:: EXERCISE OBJECTIVE ::
Search the listing below for the word "value" and copy each line that holds it.
[Begin RECORDS FOR THE TASK]
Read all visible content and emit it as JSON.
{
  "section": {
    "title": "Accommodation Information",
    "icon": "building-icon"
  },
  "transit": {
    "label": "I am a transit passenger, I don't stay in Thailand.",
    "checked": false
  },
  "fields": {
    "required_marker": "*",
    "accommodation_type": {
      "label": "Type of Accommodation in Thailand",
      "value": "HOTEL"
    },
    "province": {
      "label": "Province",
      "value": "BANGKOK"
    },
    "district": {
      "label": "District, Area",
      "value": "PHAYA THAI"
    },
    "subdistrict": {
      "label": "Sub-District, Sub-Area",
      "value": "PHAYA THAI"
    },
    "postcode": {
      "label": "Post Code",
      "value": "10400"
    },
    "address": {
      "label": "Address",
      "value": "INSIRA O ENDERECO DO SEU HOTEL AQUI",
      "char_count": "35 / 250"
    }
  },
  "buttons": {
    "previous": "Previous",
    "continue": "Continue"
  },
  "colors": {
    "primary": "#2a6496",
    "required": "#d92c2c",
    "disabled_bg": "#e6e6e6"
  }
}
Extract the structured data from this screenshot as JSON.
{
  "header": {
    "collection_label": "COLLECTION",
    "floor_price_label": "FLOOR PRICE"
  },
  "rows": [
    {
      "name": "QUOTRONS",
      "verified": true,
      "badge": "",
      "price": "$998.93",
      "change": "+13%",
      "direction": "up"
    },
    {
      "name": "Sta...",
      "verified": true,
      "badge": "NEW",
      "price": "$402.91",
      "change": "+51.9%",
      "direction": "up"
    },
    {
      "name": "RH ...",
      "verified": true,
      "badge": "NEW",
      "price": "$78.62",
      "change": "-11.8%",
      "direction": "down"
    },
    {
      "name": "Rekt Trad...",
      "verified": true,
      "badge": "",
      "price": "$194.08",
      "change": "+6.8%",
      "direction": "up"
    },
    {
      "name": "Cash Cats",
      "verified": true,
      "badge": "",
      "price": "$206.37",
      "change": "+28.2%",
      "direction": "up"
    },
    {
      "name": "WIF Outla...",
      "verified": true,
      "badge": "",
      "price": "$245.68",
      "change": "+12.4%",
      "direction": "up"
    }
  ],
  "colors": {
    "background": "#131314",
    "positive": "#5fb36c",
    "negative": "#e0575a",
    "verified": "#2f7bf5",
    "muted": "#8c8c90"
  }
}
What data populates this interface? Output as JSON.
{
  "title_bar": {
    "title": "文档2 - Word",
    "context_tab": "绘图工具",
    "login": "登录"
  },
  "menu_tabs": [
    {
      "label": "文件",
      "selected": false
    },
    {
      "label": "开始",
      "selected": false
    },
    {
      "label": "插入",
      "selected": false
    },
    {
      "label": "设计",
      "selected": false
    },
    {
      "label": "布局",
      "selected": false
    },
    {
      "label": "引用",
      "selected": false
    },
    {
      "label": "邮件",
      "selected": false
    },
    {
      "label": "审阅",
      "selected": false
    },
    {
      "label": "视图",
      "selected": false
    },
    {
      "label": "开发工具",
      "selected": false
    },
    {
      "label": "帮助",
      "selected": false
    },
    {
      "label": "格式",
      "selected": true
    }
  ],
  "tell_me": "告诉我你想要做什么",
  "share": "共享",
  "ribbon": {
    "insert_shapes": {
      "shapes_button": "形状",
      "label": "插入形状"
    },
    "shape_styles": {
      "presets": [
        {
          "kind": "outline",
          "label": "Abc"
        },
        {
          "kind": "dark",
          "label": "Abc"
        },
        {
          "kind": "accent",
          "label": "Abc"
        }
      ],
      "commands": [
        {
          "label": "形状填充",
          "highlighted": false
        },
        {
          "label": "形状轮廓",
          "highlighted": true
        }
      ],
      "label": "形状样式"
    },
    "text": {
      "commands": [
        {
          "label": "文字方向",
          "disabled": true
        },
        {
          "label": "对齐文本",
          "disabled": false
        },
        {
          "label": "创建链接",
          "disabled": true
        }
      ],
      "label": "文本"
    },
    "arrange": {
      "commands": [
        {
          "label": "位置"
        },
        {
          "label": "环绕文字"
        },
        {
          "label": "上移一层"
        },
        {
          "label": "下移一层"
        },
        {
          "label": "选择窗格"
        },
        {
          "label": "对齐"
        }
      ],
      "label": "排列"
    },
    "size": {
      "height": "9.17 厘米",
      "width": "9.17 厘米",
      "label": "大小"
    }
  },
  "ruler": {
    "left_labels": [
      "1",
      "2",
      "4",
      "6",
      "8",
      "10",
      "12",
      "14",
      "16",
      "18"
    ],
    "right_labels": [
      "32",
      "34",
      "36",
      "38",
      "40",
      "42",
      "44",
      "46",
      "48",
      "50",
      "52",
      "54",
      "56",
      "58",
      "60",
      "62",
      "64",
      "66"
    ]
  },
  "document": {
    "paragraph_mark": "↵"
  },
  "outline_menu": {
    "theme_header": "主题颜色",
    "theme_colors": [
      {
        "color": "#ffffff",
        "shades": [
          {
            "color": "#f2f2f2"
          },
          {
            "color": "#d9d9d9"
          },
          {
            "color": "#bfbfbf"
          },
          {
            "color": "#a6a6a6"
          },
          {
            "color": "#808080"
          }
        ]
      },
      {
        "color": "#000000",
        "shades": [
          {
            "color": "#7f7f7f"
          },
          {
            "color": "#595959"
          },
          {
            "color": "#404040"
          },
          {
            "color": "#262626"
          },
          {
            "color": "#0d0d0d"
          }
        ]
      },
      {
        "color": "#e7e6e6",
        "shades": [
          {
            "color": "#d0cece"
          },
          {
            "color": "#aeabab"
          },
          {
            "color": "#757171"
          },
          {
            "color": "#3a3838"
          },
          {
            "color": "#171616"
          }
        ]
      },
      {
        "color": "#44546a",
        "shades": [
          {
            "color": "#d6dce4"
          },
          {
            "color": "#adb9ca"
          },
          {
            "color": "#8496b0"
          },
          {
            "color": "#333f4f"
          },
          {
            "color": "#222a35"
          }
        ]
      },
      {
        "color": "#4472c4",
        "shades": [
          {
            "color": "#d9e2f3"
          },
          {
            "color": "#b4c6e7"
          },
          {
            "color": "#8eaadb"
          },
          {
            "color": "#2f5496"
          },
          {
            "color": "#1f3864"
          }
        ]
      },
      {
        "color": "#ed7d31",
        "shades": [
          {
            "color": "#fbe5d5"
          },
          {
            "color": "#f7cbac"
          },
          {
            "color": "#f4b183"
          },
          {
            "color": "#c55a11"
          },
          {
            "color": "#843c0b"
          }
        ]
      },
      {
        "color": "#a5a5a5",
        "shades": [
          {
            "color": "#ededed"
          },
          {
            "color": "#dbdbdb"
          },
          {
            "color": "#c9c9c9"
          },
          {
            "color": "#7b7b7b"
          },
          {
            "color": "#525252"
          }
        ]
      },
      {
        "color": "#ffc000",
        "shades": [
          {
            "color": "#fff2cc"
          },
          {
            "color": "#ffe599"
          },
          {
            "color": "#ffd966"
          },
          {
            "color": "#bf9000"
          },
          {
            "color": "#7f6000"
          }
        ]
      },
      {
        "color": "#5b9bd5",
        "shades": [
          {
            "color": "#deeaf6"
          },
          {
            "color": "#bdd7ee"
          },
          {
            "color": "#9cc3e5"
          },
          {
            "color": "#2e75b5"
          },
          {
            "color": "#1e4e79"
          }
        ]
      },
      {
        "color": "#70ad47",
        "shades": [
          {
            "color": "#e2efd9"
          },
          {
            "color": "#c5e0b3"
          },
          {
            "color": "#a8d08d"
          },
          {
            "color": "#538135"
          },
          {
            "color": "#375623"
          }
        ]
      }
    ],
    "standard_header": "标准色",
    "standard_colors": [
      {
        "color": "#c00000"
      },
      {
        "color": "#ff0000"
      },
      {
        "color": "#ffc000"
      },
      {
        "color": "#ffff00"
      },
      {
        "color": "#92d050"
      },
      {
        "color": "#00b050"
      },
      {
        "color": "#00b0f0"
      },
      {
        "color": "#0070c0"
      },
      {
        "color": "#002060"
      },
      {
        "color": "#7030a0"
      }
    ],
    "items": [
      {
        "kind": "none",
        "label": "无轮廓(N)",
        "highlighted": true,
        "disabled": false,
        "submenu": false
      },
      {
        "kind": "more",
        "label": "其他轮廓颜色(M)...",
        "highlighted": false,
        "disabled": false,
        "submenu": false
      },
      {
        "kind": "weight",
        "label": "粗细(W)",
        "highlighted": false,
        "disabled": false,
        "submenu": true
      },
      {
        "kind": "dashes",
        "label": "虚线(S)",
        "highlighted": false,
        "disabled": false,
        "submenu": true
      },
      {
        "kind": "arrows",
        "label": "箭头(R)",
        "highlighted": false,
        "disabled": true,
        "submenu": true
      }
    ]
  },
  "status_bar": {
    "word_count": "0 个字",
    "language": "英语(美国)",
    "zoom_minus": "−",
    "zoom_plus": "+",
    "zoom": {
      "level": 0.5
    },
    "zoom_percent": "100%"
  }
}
[End RECORDS FOR THE TASK]
:: THE RESULT ::
      "value": "HOTEL"
      "value": "BANGKOK"
      "value": "PHAYA THAI"
      "value": "PHAYA THAI"
      "value": "10400"
      "value": "INSIRA O ENDERECO DO SEU HOTEL AQUI",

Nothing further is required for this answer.